STATED EXERCISE: Select each line where the word "letter" appears.

* start EXCERPTED RECORDS *

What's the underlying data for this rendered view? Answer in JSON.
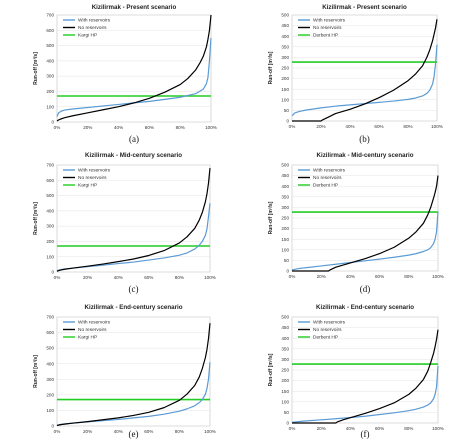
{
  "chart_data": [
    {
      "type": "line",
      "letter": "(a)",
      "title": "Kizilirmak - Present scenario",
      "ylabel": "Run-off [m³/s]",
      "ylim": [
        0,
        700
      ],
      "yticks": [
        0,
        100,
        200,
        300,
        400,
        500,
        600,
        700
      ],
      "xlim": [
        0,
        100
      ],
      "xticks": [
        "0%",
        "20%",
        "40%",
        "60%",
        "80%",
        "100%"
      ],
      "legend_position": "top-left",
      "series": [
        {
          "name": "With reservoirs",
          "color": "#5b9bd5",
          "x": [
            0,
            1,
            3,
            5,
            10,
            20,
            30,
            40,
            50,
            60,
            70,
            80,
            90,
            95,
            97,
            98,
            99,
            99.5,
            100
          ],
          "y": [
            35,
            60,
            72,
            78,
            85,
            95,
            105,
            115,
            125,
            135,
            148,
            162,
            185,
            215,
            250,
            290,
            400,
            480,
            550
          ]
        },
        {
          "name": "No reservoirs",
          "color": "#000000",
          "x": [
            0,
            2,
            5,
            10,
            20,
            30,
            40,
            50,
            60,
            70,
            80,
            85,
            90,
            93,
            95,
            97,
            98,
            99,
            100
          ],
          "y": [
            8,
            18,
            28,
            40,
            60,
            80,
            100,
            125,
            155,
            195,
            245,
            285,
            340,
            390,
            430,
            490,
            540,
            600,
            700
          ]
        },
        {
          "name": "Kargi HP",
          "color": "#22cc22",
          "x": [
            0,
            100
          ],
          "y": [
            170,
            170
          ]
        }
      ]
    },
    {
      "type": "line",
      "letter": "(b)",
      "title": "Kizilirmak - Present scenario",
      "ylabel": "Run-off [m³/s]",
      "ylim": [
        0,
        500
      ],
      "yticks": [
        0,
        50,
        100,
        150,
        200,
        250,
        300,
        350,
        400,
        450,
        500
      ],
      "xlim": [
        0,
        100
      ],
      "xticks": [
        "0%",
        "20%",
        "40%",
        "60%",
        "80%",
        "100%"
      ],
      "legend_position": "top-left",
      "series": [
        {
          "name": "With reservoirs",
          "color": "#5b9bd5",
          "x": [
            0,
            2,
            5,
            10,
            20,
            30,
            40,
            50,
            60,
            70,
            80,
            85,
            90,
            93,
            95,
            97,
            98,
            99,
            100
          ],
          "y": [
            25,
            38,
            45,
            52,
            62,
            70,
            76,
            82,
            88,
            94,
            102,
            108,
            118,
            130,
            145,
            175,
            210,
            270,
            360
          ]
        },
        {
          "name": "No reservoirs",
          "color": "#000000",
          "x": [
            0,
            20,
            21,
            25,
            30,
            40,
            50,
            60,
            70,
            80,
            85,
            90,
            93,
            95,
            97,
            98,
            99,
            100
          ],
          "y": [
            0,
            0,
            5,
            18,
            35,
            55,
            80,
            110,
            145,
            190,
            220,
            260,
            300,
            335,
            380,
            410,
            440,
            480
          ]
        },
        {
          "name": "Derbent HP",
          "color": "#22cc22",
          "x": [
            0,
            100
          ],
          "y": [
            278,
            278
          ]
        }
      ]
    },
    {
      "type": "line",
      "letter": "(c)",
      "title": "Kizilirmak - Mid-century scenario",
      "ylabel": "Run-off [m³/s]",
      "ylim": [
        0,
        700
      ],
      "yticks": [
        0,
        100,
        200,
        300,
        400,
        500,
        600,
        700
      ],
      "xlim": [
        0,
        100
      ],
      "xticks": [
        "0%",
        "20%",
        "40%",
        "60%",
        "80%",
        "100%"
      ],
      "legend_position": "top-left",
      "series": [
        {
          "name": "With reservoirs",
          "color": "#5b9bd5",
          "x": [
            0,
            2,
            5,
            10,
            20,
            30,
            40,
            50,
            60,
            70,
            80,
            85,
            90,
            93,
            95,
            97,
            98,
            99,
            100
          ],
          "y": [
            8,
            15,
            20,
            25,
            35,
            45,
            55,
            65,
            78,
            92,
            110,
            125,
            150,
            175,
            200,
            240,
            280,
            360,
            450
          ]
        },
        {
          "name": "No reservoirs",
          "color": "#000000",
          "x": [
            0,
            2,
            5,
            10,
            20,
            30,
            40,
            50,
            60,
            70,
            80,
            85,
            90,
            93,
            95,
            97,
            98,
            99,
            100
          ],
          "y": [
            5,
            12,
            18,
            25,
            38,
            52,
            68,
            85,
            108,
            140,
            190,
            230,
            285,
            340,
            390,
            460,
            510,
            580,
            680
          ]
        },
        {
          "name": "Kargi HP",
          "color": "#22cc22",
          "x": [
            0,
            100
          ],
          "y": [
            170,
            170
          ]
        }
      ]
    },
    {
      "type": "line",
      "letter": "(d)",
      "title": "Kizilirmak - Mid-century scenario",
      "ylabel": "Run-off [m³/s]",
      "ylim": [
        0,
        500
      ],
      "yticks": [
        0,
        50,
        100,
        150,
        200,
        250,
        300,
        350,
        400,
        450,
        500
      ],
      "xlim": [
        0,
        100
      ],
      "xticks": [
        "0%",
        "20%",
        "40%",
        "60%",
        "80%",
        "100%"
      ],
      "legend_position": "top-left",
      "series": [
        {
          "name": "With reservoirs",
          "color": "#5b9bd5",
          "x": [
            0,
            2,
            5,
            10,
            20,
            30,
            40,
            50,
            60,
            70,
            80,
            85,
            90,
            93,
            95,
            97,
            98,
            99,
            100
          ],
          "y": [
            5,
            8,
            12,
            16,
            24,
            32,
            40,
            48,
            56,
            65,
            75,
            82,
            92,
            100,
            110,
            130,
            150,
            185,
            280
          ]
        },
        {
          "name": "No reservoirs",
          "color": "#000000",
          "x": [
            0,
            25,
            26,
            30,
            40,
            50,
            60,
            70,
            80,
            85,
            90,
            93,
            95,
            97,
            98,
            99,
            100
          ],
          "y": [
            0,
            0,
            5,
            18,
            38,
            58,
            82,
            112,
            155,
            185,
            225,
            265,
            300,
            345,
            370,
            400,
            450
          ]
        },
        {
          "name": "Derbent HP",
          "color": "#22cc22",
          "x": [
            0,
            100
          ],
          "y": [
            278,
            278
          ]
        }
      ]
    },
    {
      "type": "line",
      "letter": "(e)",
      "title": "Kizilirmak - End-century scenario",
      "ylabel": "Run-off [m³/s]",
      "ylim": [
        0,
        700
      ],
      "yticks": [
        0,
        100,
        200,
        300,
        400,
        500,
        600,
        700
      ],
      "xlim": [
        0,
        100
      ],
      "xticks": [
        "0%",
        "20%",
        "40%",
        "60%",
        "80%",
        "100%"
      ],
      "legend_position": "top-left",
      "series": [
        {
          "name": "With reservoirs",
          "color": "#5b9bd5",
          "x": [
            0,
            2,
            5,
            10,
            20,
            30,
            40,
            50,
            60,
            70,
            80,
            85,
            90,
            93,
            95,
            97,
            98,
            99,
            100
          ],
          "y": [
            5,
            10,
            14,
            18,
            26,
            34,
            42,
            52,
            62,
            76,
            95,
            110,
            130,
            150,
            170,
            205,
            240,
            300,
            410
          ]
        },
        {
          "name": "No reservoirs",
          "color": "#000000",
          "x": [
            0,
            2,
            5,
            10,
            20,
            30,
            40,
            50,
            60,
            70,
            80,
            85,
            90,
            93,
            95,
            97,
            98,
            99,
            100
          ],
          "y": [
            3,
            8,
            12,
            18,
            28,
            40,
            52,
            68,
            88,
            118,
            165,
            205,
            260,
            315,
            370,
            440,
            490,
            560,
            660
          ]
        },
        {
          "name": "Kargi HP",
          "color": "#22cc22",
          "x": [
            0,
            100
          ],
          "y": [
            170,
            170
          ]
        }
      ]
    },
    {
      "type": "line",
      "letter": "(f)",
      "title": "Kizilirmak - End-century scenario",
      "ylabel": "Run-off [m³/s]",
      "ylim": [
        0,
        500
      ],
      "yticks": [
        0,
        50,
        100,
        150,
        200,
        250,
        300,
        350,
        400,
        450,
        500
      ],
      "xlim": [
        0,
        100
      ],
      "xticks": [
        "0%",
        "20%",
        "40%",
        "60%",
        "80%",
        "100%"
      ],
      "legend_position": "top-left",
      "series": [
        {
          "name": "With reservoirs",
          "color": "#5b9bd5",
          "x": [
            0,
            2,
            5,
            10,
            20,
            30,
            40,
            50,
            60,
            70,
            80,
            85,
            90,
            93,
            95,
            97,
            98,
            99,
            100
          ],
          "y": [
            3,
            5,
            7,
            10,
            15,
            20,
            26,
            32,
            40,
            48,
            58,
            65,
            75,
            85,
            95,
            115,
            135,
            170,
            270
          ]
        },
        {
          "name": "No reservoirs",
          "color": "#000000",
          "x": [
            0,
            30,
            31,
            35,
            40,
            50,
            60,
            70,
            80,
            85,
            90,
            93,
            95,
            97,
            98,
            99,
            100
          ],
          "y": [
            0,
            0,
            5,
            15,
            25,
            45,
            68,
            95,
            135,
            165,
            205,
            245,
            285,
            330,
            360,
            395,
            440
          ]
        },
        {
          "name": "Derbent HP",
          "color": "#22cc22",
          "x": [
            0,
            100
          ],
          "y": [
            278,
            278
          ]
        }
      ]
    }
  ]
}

* end EXCERPTED RECORDS *

TASK RESULT:
      "letter": "(a)",
      "letter": "(b)",
      "letter": "(c)",
      "letter": "(d)",
      "letter": "(e)",
      "letter": "(f)",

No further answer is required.